__Task description__: Show every line containing "object" by copying it.

## begin Data listing

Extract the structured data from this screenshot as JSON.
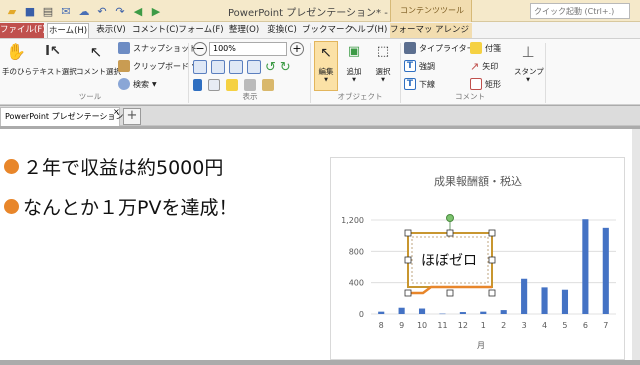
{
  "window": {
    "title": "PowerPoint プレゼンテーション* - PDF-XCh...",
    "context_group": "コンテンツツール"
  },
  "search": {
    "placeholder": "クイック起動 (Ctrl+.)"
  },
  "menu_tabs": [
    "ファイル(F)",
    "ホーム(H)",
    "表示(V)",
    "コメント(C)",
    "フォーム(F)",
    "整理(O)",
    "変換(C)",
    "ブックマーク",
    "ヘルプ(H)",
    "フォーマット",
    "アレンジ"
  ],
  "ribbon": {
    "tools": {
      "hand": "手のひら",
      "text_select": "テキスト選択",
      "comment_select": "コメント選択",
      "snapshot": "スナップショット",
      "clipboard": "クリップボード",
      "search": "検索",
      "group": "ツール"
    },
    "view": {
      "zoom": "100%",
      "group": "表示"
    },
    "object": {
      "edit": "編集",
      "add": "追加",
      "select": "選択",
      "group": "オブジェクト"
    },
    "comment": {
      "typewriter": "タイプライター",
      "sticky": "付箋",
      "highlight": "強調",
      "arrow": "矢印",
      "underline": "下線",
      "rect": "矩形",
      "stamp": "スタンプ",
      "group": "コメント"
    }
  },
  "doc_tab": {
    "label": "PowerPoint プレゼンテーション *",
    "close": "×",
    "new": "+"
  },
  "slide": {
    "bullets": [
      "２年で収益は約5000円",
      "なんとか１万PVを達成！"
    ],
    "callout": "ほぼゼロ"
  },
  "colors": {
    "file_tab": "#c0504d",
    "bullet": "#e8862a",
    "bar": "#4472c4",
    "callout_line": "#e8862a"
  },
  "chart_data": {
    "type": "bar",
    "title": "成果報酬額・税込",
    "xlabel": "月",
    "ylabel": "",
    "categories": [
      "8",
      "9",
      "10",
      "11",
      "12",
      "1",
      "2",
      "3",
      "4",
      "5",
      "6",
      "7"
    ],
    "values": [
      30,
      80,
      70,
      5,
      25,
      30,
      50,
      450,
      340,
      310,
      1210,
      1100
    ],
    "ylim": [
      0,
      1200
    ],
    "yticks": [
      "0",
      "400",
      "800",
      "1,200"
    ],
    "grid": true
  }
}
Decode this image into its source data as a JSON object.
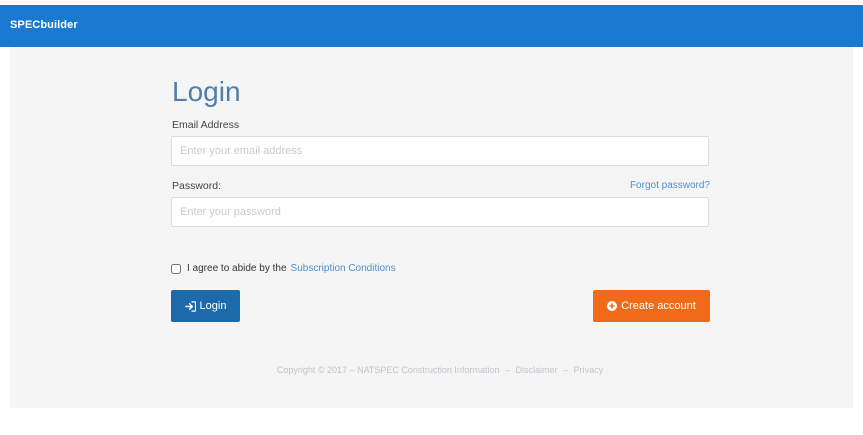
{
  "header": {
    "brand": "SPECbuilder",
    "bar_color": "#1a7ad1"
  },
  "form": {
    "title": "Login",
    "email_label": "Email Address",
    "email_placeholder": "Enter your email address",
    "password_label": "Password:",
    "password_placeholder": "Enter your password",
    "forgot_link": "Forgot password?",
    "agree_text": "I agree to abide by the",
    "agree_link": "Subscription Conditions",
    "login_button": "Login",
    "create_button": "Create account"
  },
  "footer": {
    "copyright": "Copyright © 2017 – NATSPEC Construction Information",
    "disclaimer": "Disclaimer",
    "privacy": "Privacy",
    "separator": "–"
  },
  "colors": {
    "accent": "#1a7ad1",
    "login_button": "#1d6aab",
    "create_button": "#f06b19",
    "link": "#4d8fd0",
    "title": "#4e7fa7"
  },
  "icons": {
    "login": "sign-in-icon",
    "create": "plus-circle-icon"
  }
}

## end Data listing
## begin Data listing

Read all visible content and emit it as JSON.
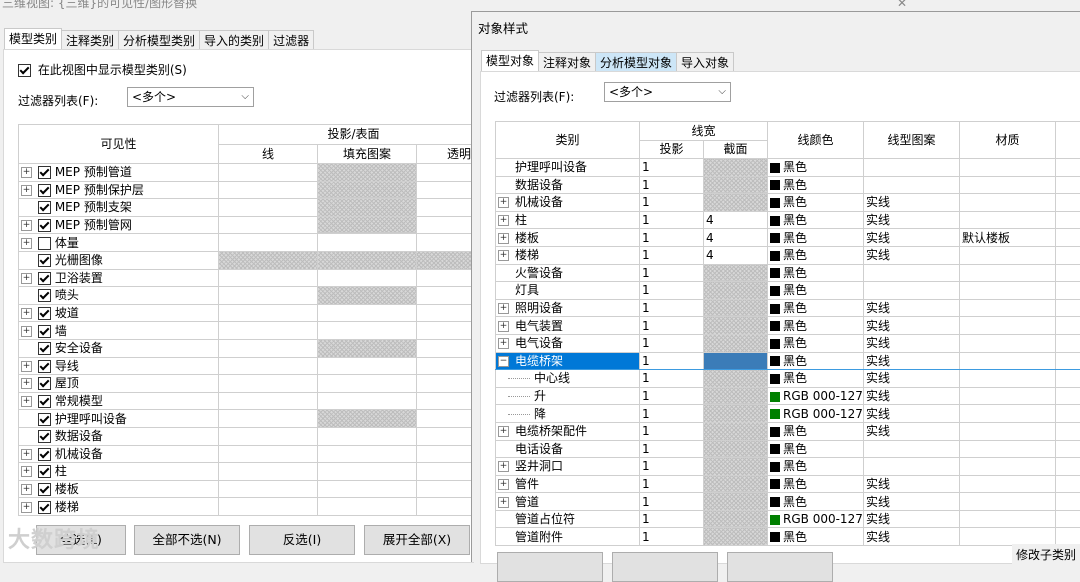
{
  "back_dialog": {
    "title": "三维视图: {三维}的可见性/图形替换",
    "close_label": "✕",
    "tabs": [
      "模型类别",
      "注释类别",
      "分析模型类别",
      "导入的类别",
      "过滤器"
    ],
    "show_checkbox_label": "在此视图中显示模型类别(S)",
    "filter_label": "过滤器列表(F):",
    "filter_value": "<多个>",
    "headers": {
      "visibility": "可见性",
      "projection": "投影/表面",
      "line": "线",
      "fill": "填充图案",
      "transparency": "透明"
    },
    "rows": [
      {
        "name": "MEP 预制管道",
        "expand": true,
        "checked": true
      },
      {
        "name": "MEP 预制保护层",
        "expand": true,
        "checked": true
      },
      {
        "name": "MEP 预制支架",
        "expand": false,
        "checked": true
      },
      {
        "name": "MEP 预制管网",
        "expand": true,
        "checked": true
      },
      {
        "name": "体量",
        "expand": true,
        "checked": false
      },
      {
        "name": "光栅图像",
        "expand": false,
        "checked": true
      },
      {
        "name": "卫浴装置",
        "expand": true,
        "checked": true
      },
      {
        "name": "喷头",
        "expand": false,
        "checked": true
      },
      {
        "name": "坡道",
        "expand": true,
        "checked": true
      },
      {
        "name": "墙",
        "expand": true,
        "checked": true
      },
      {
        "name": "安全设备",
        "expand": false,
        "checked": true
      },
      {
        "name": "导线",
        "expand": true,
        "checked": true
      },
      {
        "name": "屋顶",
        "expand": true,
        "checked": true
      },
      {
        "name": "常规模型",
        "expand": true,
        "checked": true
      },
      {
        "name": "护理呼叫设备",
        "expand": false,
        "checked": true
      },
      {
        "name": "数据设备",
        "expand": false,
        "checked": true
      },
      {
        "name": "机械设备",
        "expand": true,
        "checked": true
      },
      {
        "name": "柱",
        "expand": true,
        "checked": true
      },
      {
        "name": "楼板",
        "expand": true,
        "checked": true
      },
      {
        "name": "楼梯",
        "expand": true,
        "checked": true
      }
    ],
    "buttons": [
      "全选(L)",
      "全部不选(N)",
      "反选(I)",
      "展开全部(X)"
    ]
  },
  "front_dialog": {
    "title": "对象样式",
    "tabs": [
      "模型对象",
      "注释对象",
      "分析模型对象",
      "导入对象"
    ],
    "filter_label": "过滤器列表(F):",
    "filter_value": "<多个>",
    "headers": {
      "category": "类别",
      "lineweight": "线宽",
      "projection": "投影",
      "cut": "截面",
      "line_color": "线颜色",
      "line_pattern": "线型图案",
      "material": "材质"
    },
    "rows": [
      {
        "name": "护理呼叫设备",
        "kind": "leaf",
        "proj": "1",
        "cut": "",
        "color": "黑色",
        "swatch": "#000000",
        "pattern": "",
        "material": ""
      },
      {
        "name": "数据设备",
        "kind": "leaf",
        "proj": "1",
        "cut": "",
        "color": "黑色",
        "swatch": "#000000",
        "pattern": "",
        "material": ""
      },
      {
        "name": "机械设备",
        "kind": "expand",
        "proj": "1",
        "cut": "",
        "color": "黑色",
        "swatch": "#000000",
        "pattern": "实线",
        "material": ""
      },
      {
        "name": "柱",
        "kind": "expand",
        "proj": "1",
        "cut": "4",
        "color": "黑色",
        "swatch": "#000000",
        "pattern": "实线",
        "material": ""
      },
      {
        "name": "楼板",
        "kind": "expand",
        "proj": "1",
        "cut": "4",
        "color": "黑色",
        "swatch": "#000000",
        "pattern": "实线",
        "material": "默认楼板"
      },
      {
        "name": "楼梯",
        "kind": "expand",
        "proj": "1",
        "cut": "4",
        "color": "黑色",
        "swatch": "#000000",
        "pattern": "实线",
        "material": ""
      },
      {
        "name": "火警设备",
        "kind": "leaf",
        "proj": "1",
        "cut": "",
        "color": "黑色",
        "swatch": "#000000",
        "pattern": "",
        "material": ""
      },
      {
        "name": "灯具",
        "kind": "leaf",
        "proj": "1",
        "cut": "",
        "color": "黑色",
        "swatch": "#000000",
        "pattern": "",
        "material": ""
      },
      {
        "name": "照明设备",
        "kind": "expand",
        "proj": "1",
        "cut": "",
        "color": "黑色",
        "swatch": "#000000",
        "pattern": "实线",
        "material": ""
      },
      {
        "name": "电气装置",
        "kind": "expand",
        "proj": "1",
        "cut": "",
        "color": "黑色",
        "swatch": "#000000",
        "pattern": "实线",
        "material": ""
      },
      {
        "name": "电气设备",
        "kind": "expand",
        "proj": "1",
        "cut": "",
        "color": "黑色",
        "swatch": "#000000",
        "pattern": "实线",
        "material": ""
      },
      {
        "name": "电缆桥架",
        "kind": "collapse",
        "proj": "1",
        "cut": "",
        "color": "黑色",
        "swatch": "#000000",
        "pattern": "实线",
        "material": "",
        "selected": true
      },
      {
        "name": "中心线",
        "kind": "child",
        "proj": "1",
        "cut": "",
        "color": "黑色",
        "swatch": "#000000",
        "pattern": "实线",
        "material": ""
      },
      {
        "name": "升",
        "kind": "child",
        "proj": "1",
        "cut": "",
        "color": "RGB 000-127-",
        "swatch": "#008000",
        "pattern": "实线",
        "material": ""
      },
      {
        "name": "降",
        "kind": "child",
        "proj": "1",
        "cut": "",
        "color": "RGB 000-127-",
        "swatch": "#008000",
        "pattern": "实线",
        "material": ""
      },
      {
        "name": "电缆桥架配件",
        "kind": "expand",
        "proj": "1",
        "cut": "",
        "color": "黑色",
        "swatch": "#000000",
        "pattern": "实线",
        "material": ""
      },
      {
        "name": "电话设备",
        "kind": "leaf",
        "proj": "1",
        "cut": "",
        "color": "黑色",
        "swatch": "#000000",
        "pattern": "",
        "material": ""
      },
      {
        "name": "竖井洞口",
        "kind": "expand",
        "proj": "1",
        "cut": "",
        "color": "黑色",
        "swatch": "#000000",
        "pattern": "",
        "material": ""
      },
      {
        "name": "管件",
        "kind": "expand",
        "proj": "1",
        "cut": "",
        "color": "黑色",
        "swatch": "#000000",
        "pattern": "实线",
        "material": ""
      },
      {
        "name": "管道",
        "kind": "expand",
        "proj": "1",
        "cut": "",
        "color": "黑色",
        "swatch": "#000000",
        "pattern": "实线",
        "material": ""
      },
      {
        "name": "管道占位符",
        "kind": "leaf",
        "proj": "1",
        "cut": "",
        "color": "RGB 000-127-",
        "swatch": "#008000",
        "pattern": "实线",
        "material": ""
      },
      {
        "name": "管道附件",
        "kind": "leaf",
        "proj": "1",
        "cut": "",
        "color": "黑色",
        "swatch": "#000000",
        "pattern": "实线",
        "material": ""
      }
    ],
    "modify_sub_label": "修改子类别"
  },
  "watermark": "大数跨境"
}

## end Data listing

__Output below__:
    "object": {
Decode this image into its source data as a JSON object.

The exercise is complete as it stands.